• _Instructions for the task_:
Reproduce the entire listing word for word.

• _Record excerpts_:
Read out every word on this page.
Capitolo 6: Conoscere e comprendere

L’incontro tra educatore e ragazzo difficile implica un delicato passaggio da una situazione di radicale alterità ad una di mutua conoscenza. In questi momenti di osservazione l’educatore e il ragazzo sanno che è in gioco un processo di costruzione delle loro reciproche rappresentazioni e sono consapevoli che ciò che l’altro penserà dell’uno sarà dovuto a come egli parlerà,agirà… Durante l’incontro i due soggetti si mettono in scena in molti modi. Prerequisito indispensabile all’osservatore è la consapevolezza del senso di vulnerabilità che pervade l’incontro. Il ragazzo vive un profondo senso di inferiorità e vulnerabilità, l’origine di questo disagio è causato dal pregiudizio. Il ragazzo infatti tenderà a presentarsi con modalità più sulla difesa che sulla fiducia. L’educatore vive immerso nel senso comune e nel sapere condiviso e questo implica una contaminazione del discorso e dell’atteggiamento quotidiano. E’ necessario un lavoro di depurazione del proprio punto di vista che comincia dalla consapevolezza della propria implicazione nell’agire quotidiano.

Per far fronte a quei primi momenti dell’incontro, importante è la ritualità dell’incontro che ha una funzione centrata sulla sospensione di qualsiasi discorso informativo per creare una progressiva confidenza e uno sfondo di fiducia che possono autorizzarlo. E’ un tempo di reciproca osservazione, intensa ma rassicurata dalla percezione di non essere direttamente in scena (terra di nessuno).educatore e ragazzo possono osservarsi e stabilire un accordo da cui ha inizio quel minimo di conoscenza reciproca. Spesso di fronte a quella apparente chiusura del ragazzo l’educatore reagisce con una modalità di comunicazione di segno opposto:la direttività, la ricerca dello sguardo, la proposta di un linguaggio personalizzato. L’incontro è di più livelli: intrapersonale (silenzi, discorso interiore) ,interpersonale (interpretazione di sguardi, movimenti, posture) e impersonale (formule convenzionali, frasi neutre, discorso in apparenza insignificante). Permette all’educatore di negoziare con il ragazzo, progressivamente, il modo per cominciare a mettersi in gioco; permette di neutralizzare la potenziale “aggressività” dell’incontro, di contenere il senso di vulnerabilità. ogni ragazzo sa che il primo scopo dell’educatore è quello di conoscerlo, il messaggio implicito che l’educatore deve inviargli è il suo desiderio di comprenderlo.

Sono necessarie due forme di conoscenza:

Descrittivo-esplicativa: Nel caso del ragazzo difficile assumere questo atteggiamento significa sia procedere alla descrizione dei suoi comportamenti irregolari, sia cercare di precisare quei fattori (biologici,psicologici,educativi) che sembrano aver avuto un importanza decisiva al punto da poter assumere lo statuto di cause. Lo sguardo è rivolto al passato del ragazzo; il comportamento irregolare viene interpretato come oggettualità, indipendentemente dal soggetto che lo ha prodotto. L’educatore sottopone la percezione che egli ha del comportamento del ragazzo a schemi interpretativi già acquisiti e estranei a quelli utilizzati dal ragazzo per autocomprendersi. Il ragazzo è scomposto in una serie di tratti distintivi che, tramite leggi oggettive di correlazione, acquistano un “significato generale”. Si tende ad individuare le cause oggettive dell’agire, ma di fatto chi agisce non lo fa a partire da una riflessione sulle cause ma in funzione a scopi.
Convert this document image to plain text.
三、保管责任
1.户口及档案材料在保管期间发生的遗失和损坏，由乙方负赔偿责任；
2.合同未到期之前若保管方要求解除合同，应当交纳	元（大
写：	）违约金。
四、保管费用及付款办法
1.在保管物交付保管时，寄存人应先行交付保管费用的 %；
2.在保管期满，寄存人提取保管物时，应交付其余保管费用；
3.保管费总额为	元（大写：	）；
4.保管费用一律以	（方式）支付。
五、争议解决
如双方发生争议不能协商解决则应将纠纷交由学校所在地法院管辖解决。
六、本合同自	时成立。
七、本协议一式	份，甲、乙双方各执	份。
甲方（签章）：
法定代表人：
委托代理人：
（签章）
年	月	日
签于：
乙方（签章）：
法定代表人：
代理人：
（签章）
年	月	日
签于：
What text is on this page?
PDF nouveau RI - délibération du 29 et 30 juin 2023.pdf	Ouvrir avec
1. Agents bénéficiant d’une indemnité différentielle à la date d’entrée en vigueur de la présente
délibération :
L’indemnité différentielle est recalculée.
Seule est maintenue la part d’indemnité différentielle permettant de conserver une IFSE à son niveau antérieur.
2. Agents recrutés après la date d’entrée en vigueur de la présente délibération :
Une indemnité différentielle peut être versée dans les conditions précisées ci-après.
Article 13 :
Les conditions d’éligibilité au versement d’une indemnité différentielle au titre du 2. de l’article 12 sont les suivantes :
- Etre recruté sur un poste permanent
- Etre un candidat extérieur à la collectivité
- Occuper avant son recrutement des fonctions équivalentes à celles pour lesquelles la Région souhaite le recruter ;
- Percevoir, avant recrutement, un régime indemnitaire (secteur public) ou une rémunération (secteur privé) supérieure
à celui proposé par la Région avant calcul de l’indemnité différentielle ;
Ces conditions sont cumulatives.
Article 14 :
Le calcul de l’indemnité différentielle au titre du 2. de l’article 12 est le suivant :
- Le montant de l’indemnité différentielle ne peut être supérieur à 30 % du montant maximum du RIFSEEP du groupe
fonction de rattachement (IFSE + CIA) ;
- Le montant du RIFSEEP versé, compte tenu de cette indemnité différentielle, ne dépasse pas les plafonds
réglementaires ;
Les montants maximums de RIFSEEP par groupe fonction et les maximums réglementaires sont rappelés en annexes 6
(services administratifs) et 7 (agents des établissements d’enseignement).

• _Expected answer_:
Read out every word on this page.
Capitolo 6: Conoscere e comprendere

L’incontro tra educatore e ragazzo difficile implica un delicato passaggio da una situazione di radicale alterità ad una di mutua conoscenza. In questi momenti di osservazione l’educatore e il ragazzo sanno che è in gioco un processo di costruzione delle loro reciproche rappresentazioni e sono consapevoli che ciò che l’altro penserà dell’uno sarà dovuto a come egli parlerà,agirà… Durante l’incontro i due soggetti si mettono in scena in molti modi. Prerequisito indispensabile all’osservatore è la consapevolezza del senso di vulnerabilità che pervade l’incontro. Il ragazzo vive un profondo senso di inferiorità e vulnerabilità, l’origine di questo disagio è causato dal pregiudizio. Il ragazzo infatti tenderà a presentarsi con modalità più sulla difesa che sulla fiducia. L’educatore vive immerso nel senso comune e nel sapere condiviso e questo implica una contaminazione del discorso e dell’atteggiamento quotidiano. E’ necessario un lavoro di depurazione del proprio punto di vista che comincia dalla consapevolezza della propria implicazione nell’agire quotidiano.

Per far fronte a quei primi momenti dell’incontro, importante è la ritualità dell’incontro che ha una funzione centrata sulla sospensione di qualsiasi discorso informativo per creare una progressiva confidenza e uno sfondo di fiducia che possono autorizzarlo. E’ un tempo di reciproca osservazione, intensa ma rassicurata dalla percezione di non essere direttamente in scena (terra di nessuno).educatore e ragazzo possono osservarsi e stabilire un accordo da cui ha inizio quel minimo di conoscenza reciproca. Spesso di fronte a quella apparente chiusura del ragazzo l’educatore reagisce con una modalità di comunicazione di segno opposto:la direttività, la ricerca dello sguardo, la proposta di un linguaggio personalizzato. L’incontro è di più livelli: intrapersonale (silenzi, discorso interiore) ,interpersonale (interpretazione di sguardi, movimenti, posture) e impersonale (formule convenzionali, frasi neutre, discorso in apparenza insignificante). Permette all’educatore di negoziare con il ragazzo, progressivamente, il modo per cominciare a mettersi in gioco; permette di neutralizzare la potenziale “aggressività” dell’incontro, di contenere il senso di vulnerabilità. ogni ragazzo sa che il primo scopo dell’educatore è quello di conoscerlo, il messaggio implicito che l’educatore deve inviargli è il suo desiderio di comprenderlo.

Sono necessarie due forme di conoscenza:

Descrittivo-esplicativa: Nel caso del ragazzo difficile assumere questo atteggiamento significa sia procedere alla descrizione dei suoi comportamenti irregolari, sia cercare di precisare quei fattori (biologici,psicologici,educativi) che sembrano aver avuto un importanza decisiva al punto da poter assumere lo statuto di cause. Lo sguardo è rivolto al passato del ragazzo; il comportamento irregolare viene interpretato come oggettualità, indipendentemente dal soggetto che lo ha prodotto. L’educatore sottopone la percezione che egli ha del comportamento del ragazzo a schemi interpretativi già acquisiti e estranei a quelli utilizzati dal ragazzo per autocomprendersi. Il ragazzo è scomposto in una serie di tratti distintivi che, tramite leggi oggettive di correlazione, acquistano un “significato generale”. Si tende ad individuare le cause oggettive dell’agire, ma di fatto chi agisce non lo fa a partire da una riflessione sulle cause ma in funzione a scopi.
Convert this document image to plain text.
三、保管责任
1.户口及档案材料在保管期间发生的遗失和损坏，由乙方负赔偿责任；
2.合同未到期之前若保管方要求解除合同，应当交纳	元（大
写：	）违约金。
四、保管费用及付款办法
1.在保管物交付保管时，寄存人应先行交付保管费用的 %；
2.在保管期满，寄存人提取保管物时，应交付其余保管费用；
3.保管费总额为	元（大写：	）；
4.保管费用一律以	（方式）支付。
五、争议解决
如双方发生争议不能协商解决则应将纠纷交由学校所在地法院管辖解决。
六、本合同自	时成立。
七、本协议一式	份，甲、乙双方各执	份。
甲方（签章）：
法定代表人：
委托代理人：
（签章）
年	月	日
签于：
乙方（签章）：
法定代表人：
代理人：
（签章）
年	月	日
签于：
What text is on this page?
PDF nouveau RI - délibération du 29 et 30 juin 2023.pdf	Ouvrir avec
1. Agents bénéficiant d’une indemnité différentielle à la date d’entrée en vigueur de la présente
délibération :
L’indemnité différentielle est recalculée.
Seule est maintenue la part d’indemnité différentielle permettant de conserver une IFSE à son niveau antérieur.
2. Agents recrutés après la date d’entrée en vigueur de la présente délibération :
Une indemnité différentielle peut être versée dans les conditions précisées ci-après.
Article 13 :
Les conditions d’éligibilité au versement d’une indemnité différentielle au titre du 2. de l’article 12 sont les suivantes :
- Etre recruté sur un poste permanent
- Etre un candidat extérieur à la collectivité
- Occuper avant son recrutement des fonctions équivalentes à celles pour lesquelles la Région souhaite le recruter ;
- Percevoir, avant recrutement, un régime indemnitaire (secteur public) ou une rémunération (secteur privé) supérieure
à celui proposé par la Région avant calcul de l’indemnité différentielle ;
Ces conditions sont cumulatives.
Article 14 :
Le calcul de l’indemnité différentielle au titre du 2. de l’article 12 est le suivant :
- Le montant de l’indemnité différentielle ne peut être supérieur à 30 % du montant maximum du RIFSEEP du groupe
fonction de rattachement (IFSE + CIA) ;
- Le montant du RIFSEEP versé, compte tenu de cette indemnité différentielle, ne dépasse pas les plafonds
réglementaires ;
Les montants maximums de RIFSEEP par groupe fonction et les maximums réglementaires sont rappelés en annexes 6
(services administratifs) et 7 (agents des établissements d’enseignement).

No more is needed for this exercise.